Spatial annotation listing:
═══
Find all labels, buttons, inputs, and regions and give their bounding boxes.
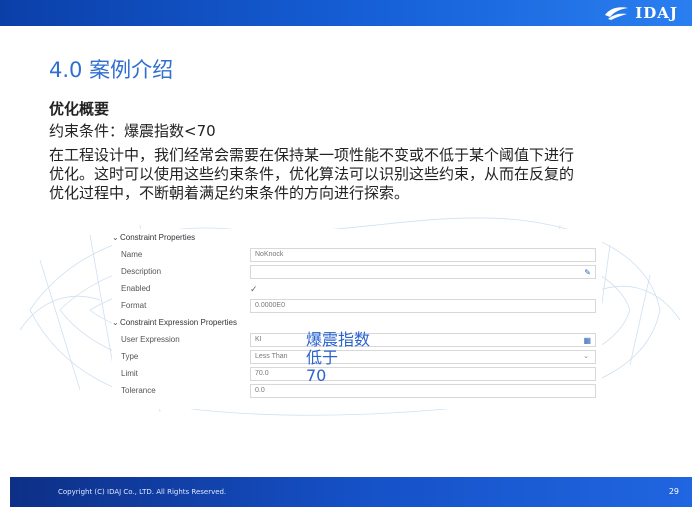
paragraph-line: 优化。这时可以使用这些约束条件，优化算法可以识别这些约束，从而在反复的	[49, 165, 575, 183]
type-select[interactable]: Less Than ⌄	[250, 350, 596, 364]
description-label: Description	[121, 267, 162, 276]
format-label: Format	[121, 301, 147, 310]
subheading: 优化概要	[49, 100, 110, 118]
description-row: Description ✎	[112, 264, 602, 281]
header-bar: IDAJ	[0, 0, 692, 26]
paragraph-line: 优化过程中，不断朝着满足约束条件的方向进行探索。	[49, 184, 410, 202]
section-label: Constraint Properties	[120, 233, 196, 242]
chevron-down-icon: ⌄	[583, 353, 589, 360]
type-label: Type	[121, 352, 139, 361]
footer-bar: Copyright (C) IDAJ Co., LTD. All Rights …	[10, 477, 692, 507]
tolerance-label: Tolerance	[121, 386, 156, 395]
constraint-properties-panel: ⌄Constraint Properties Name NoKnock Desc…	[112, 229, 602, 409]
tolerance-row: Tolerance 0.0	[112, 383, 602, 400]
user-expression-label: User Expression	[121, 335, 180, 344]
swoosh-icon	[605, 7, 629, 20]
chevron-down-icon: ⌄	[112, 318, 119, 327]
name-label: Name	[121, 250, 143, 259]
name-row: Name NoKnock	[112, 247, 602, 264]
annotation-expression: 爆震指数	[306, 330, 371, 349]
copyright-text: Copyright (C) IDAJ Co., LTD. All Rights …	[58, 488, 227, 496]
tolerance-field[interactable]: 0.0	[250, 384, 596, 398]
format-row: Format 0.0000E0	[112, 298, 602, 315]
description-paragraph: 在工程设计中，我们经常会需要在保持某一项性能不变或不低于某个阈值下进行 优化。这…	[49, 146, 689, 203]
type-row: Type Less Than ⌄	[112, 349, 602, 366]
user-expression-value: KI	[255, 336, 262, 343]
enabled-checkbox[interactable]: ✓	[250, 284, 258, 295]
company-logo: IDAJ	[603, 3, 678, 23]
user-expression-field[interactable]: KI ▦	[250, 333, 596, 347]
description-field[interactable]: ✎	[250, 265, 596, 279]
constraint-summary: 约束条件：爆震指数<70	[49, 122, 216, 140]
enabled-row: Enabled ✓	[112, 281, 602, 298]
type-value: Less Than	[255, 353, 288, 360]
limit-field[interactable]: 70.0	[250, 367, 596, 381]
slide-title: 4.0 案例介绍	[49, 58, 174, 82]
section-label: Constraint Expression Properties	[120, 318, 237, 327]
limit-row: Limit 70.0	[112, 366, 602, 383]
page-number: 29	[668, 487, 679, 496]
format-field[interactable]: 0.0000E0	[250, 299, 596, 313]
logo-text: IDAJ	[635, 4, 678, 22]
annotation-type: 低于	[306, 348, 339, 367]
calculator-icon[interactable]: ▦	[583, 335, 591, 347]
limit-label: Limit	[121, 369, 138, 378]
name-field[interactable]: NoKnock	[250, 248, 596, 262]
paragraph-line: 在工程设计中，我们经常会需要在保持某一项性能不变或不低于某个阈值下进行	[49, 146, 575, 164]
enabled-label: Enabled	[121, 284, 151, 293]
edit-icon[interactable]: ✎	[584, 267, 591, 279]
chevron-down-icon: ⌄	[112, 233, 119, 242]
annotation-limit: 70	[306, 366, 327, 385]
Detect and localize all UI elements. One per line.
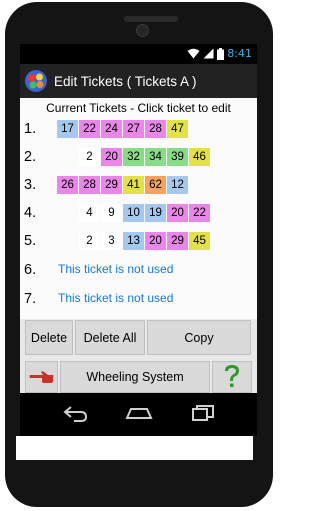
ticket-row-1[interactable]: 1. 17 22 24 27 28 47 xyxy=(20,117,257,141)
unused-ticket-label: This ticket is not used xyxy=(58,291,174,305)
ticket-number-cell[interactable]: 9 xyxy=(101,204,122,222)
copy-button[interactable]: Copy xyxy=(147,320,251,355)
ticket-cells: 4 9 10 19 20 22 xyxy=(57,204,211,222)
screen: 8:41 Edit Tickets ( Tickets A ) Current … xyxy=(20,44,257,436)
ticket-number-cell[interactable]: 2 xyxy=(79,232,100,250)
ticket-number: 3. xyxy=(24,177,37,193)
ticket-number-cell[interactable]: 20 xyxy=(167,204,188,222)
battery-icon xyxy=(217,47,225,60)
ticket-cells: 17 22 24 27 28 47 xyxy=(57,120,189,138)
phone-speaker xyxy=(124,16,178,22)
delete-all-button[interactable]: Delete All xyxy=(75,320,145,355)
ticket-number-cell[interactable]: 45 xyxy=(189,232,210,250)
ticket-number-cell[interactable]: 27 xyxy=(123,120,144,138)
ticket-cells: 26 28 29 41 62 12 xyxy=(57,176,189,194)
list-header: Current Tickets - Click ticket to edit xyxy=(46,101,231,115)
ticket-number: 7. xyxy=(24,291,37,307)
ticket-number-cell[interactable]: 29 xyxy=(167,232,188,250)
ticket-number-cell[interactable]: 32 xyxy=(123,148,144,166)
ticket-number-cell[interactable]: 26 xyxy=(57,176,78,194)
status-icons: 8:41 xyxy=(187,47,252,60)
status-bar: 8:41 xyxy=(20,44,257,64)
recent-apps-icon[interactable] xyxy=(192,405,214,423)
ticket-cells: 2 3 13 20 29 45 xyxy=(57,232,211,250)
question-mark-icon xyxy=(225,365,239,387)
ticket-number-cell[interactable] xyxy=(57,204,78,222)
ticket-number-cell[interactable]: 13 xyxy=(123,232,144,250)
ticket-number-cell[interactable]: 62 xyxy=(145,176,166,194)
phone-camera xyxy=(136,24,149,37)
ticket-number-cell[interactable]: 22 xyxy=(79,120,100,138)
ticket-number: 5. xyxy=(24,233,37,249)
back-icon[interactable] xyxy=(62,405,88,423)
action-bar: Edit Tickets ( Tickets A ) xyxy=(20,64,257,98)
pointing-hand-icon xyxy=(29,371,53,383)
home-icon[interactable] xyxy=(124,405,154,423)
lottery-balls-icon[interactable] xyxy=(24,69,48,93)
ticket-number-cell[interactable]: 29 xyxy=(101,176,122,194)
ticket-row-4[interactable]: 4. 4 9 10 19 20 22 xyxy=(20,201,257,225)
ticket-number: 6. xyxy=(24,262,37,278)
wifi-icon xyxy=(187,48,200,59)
═══
What the task asks
Reproduce verbatim the lines of the listing above, starting at the line that contains "ticket-row-1[interactable]: 1. 17" and ending at the line that contains "ticket-number-cell[interactable]: 22 xyxy=(79,120,100,138)", with both of those lines included.

Task response
ticket-row-1[interactable]: 1. 17 22 24 27 28 47 xyxy=(20,117,257,141)
unused-ticket-label: This ticket is not used xyxy=(58,291,174,305)
ticket-number-cell[interactable]: 9 xyxy=(101,204,122,222)
copy-button[interactable]: Copy xyxy=(147,320,251,355)
ticket-cells: 4 9 10 19 20 22 xyxy=(57,204,211,222)
screen: 8:41 Edit Tickets ( Tickets A ) Current … xyxy=(20,44,257,436)
ticket-number-cell[interactable]: 2 xyxy=(79,232,100,250)
ticket-number: 3. xyxy=(24,177,37,193)
ticket-number-cell[interactable]: 20 xyxy=(167,204,188,222)
battery-icon xyxy=(217,47,225,60)
ticket-cells: 17 22 24 27 28 47 xyxy=(57,120,189,138)
phone-speaker xyxy=(124,16,178,22)
delete-all-button[interactable]: Delete All xyxy=(75,320,145,355)
ticket-number-cell[interactable]: 45 xyxy=(189,232,210,250)
ticket-number-cell[interactable]: 27 xyxy=(123,120,144,138)
ticket-cells: 26 28 29 41 62 12 xyxy=(57,176,189,194)
list-header: Current Tickets - Click ticket to edit xyxy=(46,101,231,115)
ticket-number: 7. xyxy=(24,291,37,307)
ticket-number-cell[interactable]: 29 xyxy=(167,232,188,250)
ticket-number-cell[interactable]: 32 xyxy=(123,148,144,166)
ticket-number-cell[interactable]: 26 xyxy=(57,176,78,194)
status-icons: 8:41 xyxy=(187,47,252,60)
status-bar: 8:41 xyxy=(20,44,257,64)
recent-apps-icon[interactable] xyxy=(192,405,214,423)
ticket-cells: 2 3 13 20 29 45 xyxy=(57,232,211,250)
question-mark-icon xyxy=(225,365,239,387)
ticket-number-cell[interactable] xyxy=(57,204,78,222)
ticket-number-cell[interactable]: 13 xyxy=(123,232,144,250)
ticket-number-cell[interactable]: 62 xyxy=(145,176,166,194)
phone-camera xyxy=(136,24,149,37)
ticket-number-cell[interactable]: 22 xyxy=(79,120,100,138)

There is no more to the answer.